— BEGIN —
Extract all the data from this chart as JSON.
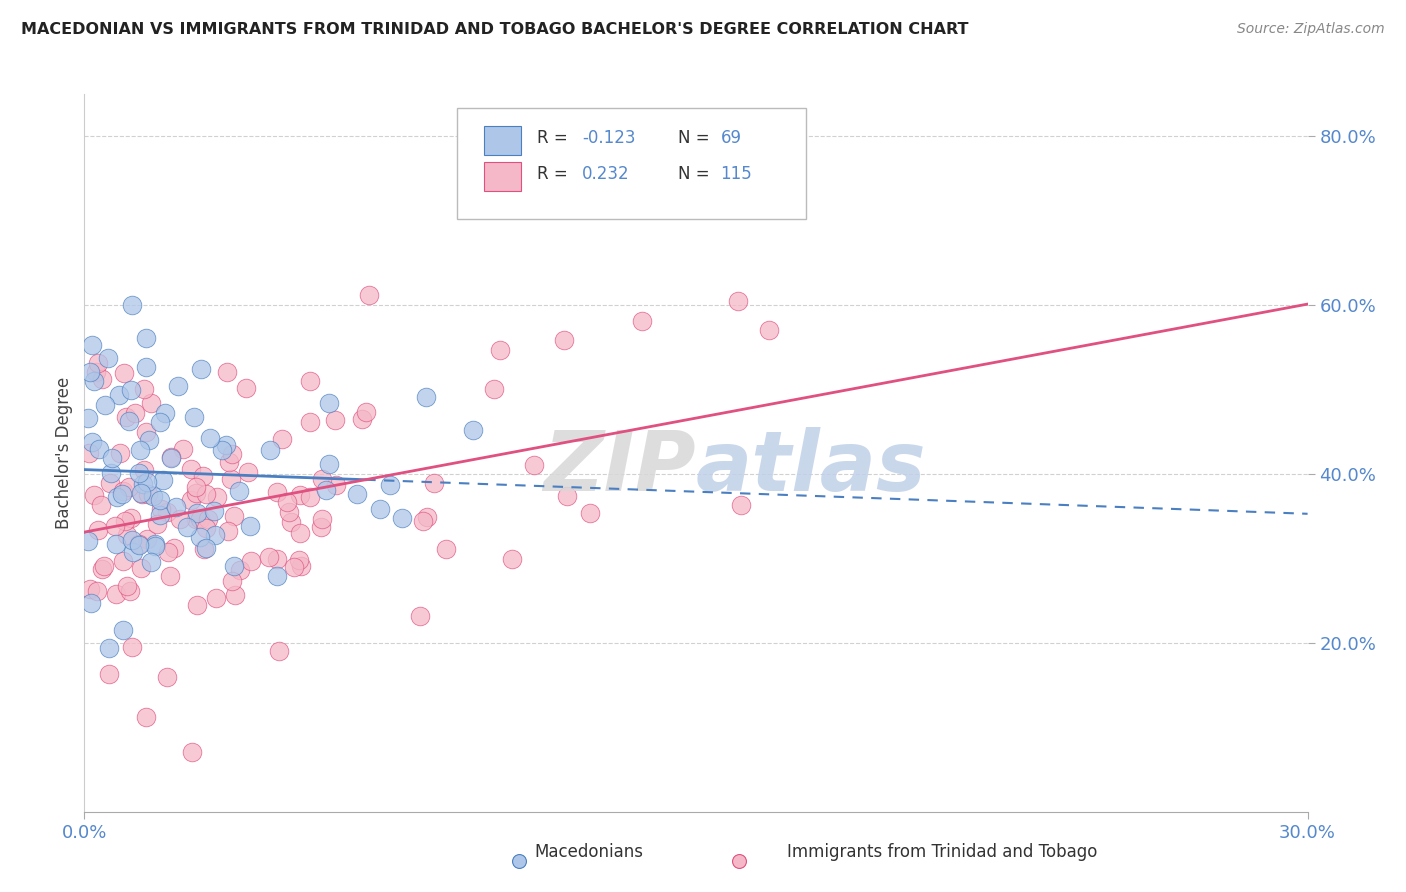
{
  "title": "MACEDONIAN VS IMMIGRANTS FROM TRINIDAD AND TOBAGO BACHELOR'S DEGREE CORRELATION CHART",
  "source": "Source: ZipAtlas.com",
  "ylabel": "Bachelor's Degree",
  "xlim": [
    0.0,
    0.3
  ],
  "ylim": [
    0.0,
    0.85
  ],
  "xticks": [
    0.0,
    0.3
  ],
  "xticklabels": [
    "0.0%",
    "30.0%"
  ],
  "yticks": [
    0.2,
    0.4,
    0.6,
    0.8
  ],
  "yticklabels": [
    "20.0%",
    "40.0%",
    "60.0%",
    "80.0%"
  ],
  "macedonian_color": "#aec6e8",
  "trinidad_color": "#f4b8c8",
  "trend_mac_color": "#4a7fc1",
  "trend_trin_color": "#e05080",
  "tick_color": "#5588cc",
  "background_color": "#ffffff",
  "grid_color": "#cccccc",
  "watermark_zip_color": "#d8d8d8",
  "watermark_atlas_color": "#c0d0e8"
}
— END —
Write out each line of the data exactly; the images should be left out.

## WORKED SOLUTION
Extract all the data from this chart as JSON.
{
  "title": "MACEDONIAN VS IMMIGRANTS FROM TRINIDAD AND TOBAGO BACHELOR'S DEGREE CORRELATION CHART",
  "source": "Source: ZipAtlas.com",
  "ylabel": "Bachelor's Degree",
  "xlim": [
    0.0,
    0.3
  ],
  "ylim": [
    0.0,
    0.85
  ],
  "xticks": [
    0.0,
    0.3
  ],
  "xticklabels": [
    "0.0%",
    "30.0%"
  ],
  "yticks": [
    0.2,
    0.4,
    0.6,
    0.8
  ],
  "yticklabels": [
    "20.0%",
    "40.0%",
    "60.0%",
    "80.0%"
  ],
  "macedonian_color": "#aec6e8",
  "trinidad_color": "#f4b8c8",
  "trend_mac_color": "#4a7fc1",
  "trend_trin_color": "#e05080",
  "tick_color": "#5588cc",
  "background_color": "#ffffff",
  "grid_color": "#cccccc",
  "watermark_zip_color": "#d8d8d8",
  "watermark_atlas_color": "#c0d0e8"
}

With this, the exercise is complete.